The exercise » Reproduce all the entries exactly and keep the pictures out.

Source records »
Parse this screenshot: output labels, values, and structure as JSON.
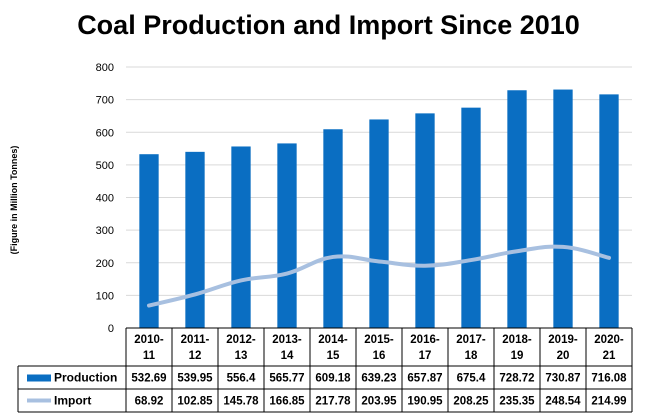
{
  "chart_data": {
    "type": "bar",
    "title": "Coal Production and Import Since 2010",
    "xlabel": "",
    "ylabel": "(Figure in Million Tonnes)",
    "ylim": [
      0,
      800
    ],
    "yticks": [
      0,
      100,
      200,
      300,
      400,
      500,
      600,
      700,
      800
    ],
    "grid": true,
    "legend": "data-table",
    "categories": [
      [
        "2010-",
        "11"
      ],
      [
        "2011-",
        "12"
      ],
      [
        "2012-",
        "13"
      ],
      [
        "2013-",
        "14"
      ],
      [
        "2014-",
        "15"
      ],
      [
        "2015-",
        "16"
      ],
      [
        "2016-",
        "17"
      ],
      [
        "2017-",
        "18"
      ],
      [
        "2018-",
        "19"
      ],
      [
        "2019-",
        "20"
      ],
      [
        "2020-",
        "21"
      ]
    ],
    "series": [
      {
        "name": "Production",
        "kind": "bar",
        "color": "#0a6ec2",
        "values": [
          532.69,
          539.95,
          556.4,
          565.77,
          609.18,
          639.23,
          657.87,
          675.4,
          728.72,
          730.87,
          716.08
        ],
        "labels": [
          "532.69",
          "539.95",
          "556.4",
          "565.77",
          "609.18",
          "639.23",
          "657.87",
          "675.4",
          "728.72",
          "730.87",
          "716.08"
        ]
      },
      {
        "name": "Import",
        "kind": "line",
        "color": "#a8c0e0",
        "values": [
          68.92,
          102.85,
          145.78,
          166.85,
          217.78,
          203.95,
          190.95,
          208.25,
          235.35,
          248.54,
          214.99
        ],
        "labels": [
          "68.92",
          "102.85",
          "145.78",
          "166.85",
          "217.78",
          "203.95",
          "190.95",
          "208.25",
          "235.35",
          "248.54",
          "214.99"
        ]
      }
    ]
  }
}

Result for this exercise »
Parse this screenshot: output labels, values, and structure as JSON.
{
  "chart_data": {
    "type": "bar",
    "title": "Coal Production and Import Since 2010",
    "xlabel": "",
    "ylabel": "(Figure in Million Tonnes)",
    "ylim": [
      0,
      800
    ],
    "yticks": [
      0,
      100,
      200,
      300,
      400,
      500,
      600,
      700,
      800
    ],
    "grid": true,
    "legend": "data-table",
    "categories": [
      [
        "2010-",
        "11"
      ],
      [
        "2011-",
        "12"
      ],
      [
        "2012-",
        "13"
      ],
      [
        "2013-",
        "14"
      ],
      [
        "2014-",
        "15"
      ],
      [
        "2015-",
        "16"
      ],
      [
        "2016-",
        "17"
      ],
      [
        "2017-",
        "18"
      ],
      [
        "2018-",
        "19"
      ],
      [
        "2019-",
        "20"
      ],
      [
        "2020-",
        "21"
      ]
    ],
    "series": [
      {
        "name": "Production",
        "kind": "bar",
        "color": "#0a6ec2",
        "values": [
          532.69,
          539.95,
          556.4,
          565.77,
          609.18,
          639.23,
          657.87,
          675.4,
          728.72,
          730.87,
          716.08
        ],
        "labels": [
          "532.69",
          "539.95",
          "556.4",
          "565.77",
          "609.18",
          "639.23",
          "657.87",
          "675.4",
          "728.72",
          "730.87",
          "716.08"
        ]
      },
      {
        "name": "Import",
        "kind": "line",
        "color": "#a8c0e0",
        "values": [
          68.92,
          102.85,
          145.78,
          166.85,
          217.78,
          203.95,
          190.95,
          208.25,
          235.35,
          248.54,
          214.99
        ],
        "labels": [
          "68.92",
          "102.85",
          "145.78",
          "166.85",
          "217.78",
          "203.95",
          "190.95",
          "208.25",
          "235.35",
          "248.54",
          "214.99"
        ]
      }
    ]
  }
}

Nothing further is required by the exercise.